Exercise directions —
Tell how many lines contain the word "تفتت". Reply with the number only.
— Begin —
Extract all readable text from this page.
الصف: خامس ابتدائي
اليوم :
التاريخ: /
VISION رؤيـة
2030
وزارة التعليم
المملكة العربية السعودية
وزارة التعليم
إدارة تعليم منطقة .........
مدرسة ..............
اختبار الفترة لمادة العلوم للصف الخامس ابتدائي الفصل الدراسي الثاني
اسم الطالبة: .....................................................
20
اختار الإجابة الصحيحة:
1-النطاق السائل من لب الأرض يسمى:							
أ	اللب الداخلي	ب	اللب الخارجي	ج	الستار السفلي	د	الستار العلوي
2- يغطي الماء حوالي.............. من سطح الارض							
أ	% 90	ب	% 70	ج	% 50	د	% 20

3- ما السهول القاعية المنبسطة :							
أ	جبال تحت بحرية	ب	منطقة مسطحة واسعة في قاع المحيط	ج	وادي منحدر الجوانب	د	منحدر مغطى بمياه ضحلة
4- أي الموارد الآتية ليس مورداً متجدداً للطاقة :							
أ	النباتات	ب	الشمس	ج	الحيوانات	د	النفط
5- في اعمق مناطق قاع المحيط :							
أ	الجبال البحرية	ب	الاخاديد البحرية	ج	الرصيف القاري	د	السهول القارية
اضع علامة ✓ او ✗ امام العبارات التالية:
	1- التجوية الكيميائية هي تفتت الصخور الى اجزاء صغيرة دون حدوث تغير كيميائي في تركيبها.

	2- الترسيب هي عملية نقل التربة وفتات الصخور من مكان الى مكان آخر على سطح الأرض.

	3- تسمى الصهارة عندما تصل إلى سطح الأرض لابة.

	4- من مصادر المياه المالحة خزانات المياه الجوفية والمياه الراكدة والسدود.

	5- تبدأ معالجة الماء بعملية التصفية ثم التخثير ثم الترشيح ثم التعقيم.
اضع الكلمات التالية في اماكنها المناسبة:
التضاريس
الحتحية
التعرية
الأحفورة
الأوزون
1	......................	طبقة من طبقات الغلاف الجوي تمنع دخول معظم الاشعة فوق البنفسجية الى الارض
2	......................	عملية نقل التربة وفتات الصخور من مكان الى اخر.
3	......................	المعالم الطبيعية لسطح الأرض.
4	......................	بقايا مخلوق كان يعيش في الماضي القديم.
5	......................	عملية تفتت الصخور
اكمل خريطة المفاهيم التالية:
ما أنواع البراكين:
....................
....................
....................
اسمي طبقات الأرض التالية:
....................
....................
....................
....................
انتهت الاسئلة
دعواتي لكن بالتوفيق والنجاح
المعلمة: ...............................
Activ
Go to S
— End —
— Begin —
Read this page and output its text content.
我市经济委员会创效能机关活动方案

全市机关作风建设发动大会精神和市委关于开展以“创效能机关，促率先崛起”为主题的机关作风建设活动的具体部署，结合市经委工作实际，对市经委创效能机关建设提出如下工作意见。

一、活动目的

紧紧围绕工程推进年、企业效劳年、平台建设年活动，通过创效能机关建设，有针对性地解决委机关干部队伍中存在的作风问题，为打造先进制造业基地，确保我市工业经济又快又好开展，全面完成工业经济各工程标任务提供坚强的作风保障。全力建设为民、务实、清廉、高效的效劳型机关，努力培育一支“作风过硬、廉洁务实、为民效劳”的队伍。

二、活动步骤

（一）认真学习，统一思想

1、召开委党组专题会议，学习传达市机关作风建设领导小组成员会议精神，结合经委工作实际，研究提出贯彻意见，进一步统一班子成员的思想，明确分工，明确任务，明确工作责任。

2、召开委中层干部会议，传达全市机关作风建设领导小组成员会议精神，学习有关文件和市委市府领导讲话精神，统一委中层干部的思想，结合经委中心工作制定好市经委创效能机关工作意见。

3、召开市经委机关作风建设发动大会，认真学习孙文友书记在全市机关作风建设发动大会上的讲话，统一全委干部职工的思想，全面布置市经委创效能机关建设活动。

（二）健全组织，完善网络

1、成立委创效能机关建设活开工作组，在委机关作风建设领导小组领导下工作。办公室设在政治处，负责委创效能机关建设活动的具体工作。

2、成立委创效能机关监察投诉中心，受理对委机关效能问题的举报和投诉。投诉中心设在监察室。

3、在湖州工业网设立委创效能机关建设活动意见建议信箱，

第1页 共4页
— End —
— Begin —
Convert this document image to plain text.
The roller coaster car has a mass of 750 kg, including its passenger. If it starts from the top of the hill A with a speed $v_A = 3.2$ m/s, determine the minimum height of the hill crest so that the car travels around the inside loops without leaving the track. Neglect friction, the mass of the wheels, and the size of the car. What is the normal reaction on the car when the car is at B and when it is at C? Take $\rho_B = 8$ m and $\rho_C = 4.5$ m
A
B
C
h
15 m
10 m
— End —
Final answer —
2